→ What you need to do
Exactly reproduce all the records, keeping pictures out of the copy.

→ Material provided

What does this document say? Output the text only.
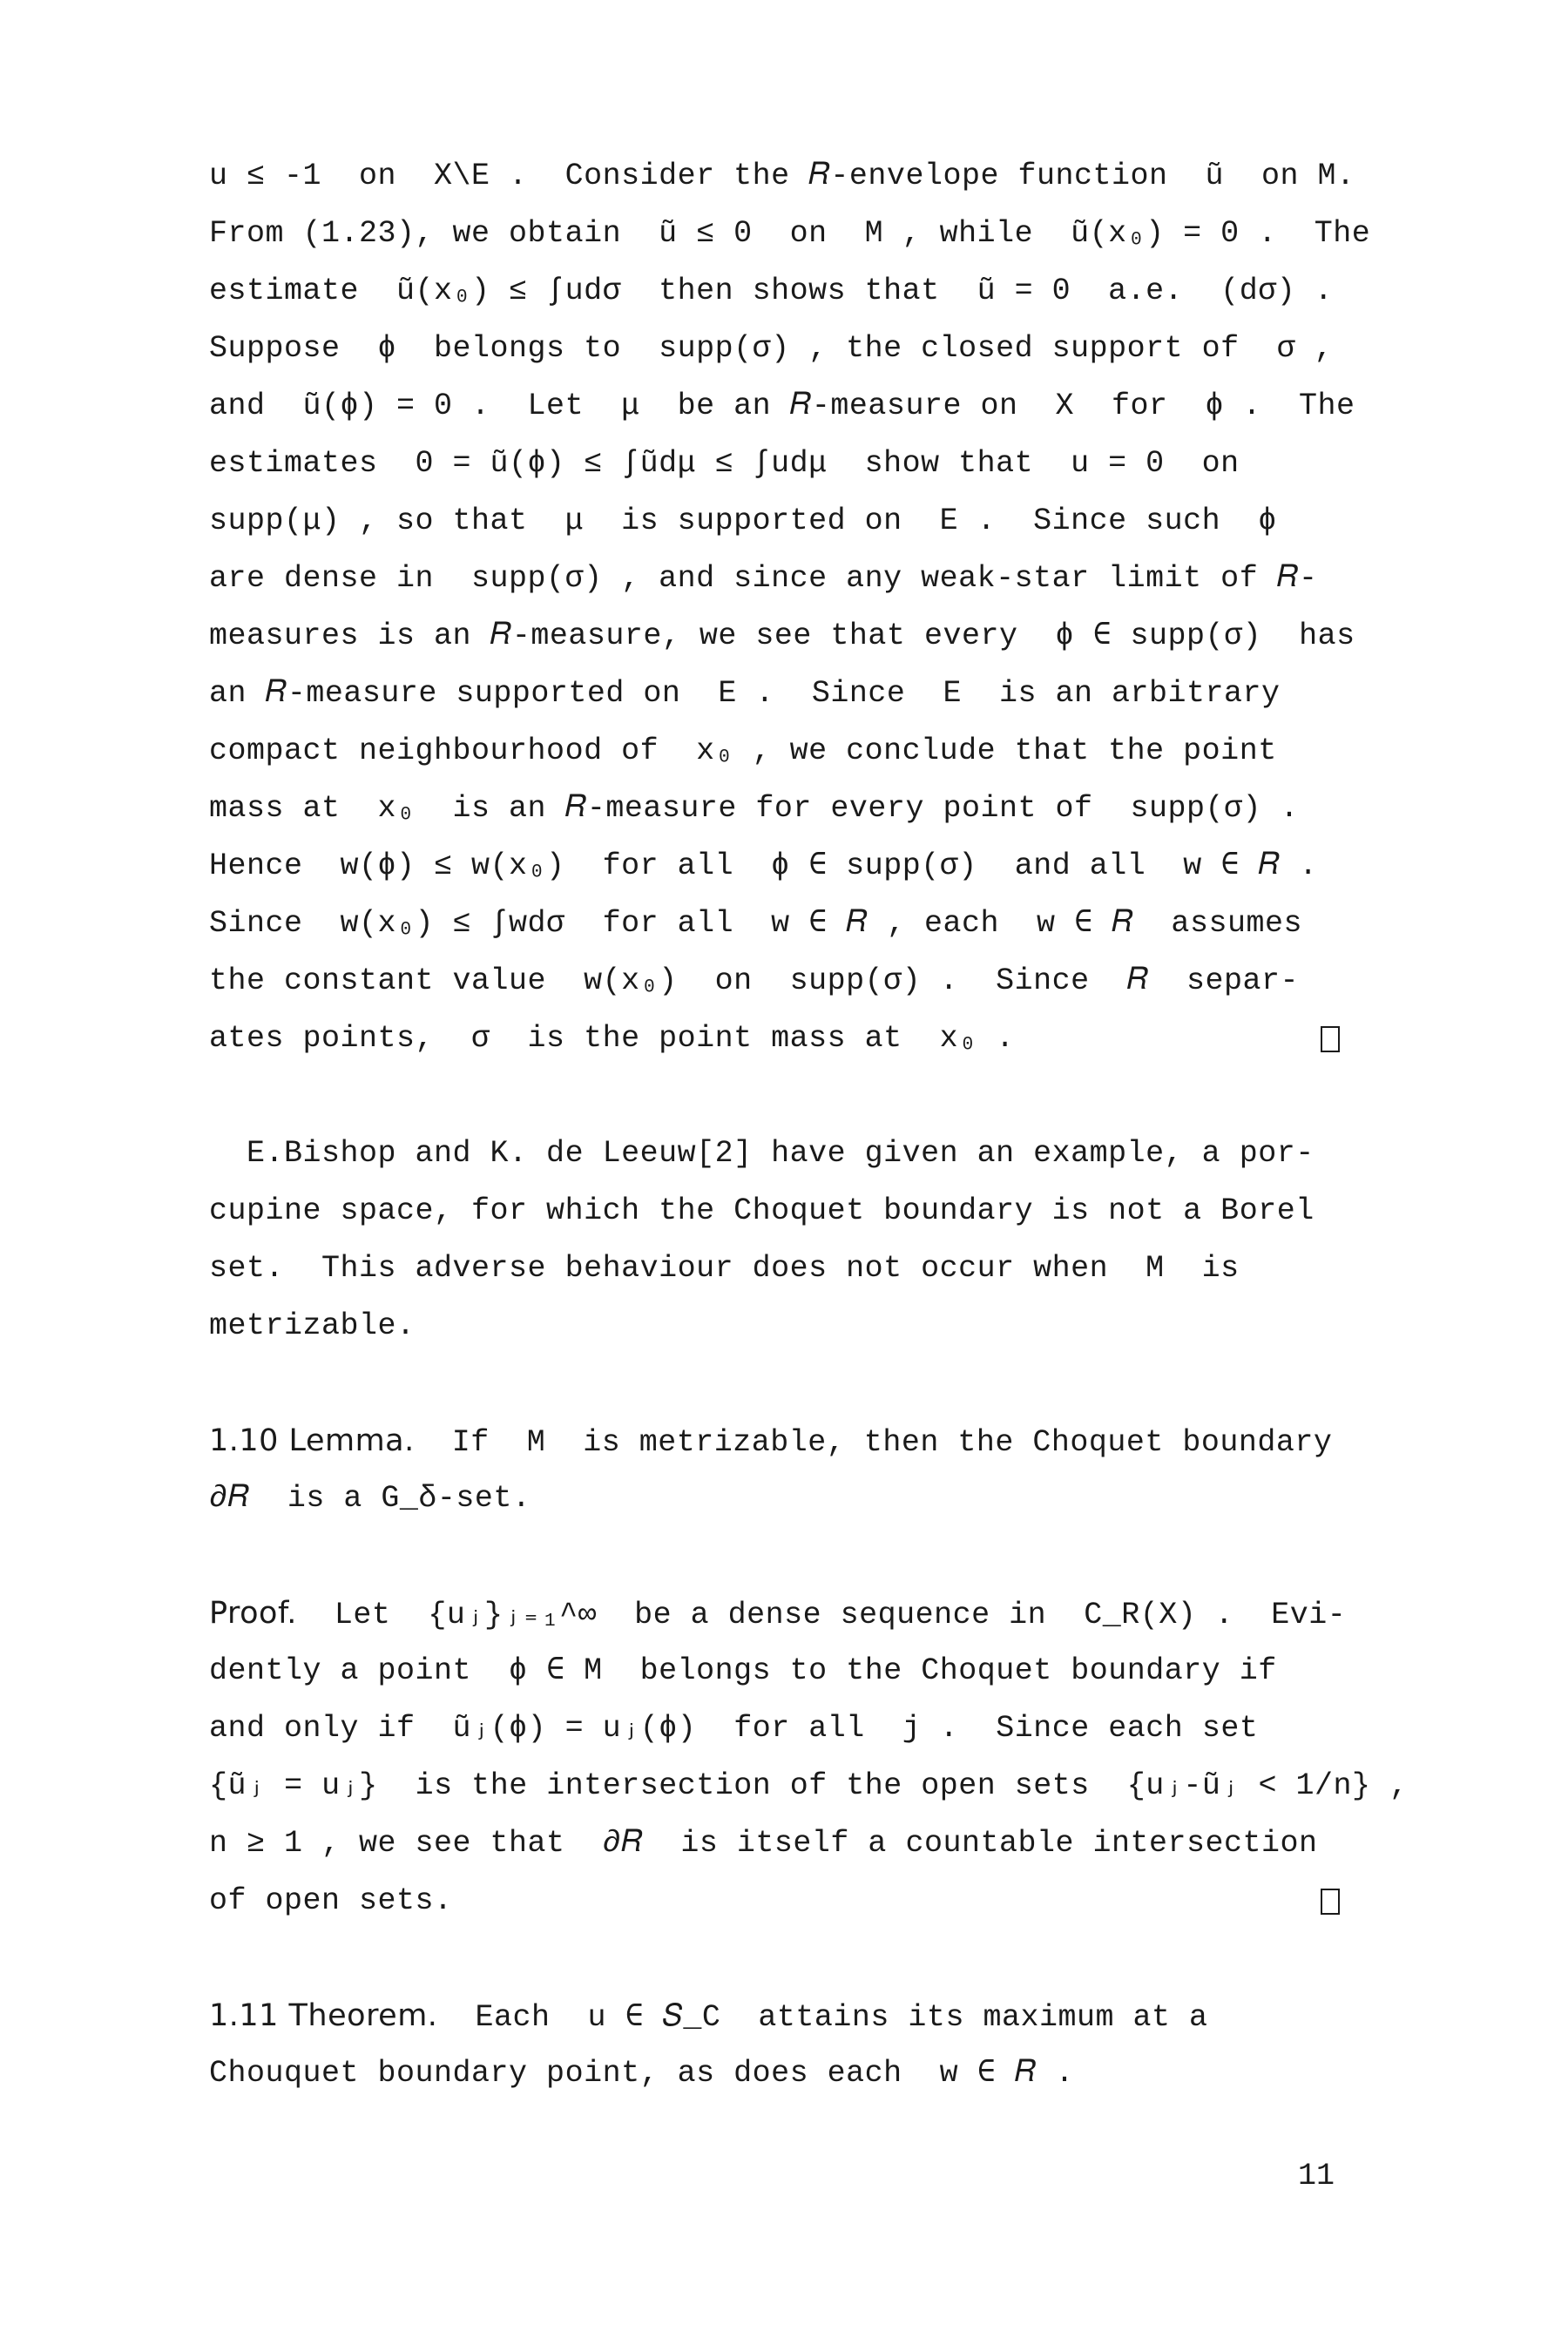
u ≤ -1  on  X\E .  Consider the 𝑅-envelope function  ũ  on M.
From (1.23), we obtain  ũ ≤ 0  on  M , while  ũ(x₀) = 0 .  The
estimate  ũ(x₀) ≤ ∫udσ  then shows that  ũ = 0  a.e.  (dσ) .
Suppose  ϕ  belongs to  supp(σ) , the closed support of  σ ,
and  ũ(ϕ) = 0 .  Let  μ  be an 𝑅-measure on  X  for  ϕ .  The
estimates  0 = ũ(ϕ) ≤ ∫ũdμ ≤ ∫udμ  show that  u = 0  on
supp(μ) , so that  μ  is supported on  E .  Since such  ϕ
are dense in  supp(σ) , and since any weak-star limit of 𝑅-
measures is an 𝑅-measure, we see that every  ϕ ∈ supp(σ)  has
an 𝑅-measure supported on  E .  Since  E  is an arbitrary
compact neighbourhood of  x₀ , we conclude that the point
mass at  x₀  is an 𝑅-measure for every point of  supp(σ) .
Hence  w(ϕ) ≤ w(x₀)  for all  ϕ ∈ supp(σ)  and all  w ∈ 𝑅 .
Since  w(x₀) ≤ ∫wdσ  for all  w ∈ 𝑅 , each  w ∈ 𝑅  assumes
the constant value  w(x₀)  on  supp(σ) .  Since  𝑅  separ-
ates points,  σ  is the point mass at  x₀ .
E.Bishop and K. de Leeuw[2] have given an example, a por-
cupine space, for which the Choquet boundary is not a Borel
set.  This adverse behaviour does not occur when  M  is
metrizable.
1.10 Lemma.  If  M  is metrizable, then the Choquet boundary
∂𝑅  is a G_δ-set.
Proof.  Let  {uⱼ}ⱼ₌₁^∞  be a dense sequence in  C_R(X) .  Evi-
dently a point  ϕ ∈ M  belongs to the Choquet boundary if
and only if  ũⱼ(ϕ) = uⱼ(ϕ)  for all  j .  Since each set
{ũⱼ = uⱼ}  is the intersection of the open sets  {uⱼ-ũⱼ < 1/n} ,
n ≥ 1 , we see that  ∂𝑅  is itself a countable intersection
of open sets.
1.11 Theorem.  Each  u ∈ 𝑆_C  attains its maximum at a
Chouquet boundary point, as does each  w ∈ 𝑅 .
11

→ Written answer
What does this document say? Output the text only.
u ≤ -1  on  X\E .  Consider the 𝑅-envelope function  ũ  on M.
From (1.23), we obtain  ũ ≤ 0  on  M , while  ũ(x₀) = 0 .  The
estimate  ũ(x₀) ≤ ∫udσ  then shows that  ũ = 0  a.e.  (dσ) .
Suppose  ϕ  belongs to  supp(σ) , the closed support of  σ ,
and  ũ(ϕ) = 0 .  Let  μ  be an 𝑅-measure on  X  for  ϕ .  The
estimates  0 = ũ(ϕ) ≤ ∫ũdμ ≤ ∫udμ  show that  u = 0  on
supp(μ) , so that  μ  is supported on  E .  Since such  ϕ
are dense in  supp(σ) , and since any weak-star limit of 𝑅-
measures is an 𝑅-measure, we see that every  ϕ ∈ supp(σ)  has
an 𝑅-measure supported on  E .  Since  E  is an arbitrary
compact neighbourhood of  x₀ , we conclude that the point
mass at  x₀  is an 𝑅-measure for every point of  supp(σ) .
Hence  w(ϕ) ≤ w(x₀)  for all  ϕ ∈ supp(σ)  and all  w ∈ 𝑅 .
Since  w(x₀) ≤ ∫wdσ  for all  w ∈ 𝑅 , each  w ∈ 𝑅  assumes
the constant value  w(x₀)  on  supp(σ) .  Since  𝑅  separ-
ates points,  σ  is the point mass at  x₀ .
E.Bishop and K. de Leeuw[2] have given an example, a por-
cupine space, for which the Choquet boundary is not a Borel
set.  This adverse behaviour does not occur when  M  is
metrizable.
1.10 Lemma.  If  M  is metrizable, then the Choquet boundary
∂𝑅  is a G_δ-set.
Proof.  Let  {uⱼ}ⱼ₌₁^∞  be a dense sequence in  C_R(X) .  Evi-
dently a point  ϕ ∈ M  belongs to the Choquet boundary if
and only if  ũⱼ(ϕ) = uⱼ(ϕ)  for all  j .  Since each set
{ũⱼ = uⱼ}  is the intersection of the open sets  {uⱼ-ũⱼ < 1/n} ,
n ≥ 1 , we see that  ∂𝑅  is itself a countable intersection
of open sets.
1.11 Theorem.  Each  u ∈ 𝑆_C  attains its maximum at a
Chouquet boundary point, as does each  w ∈ 𝑅 .
11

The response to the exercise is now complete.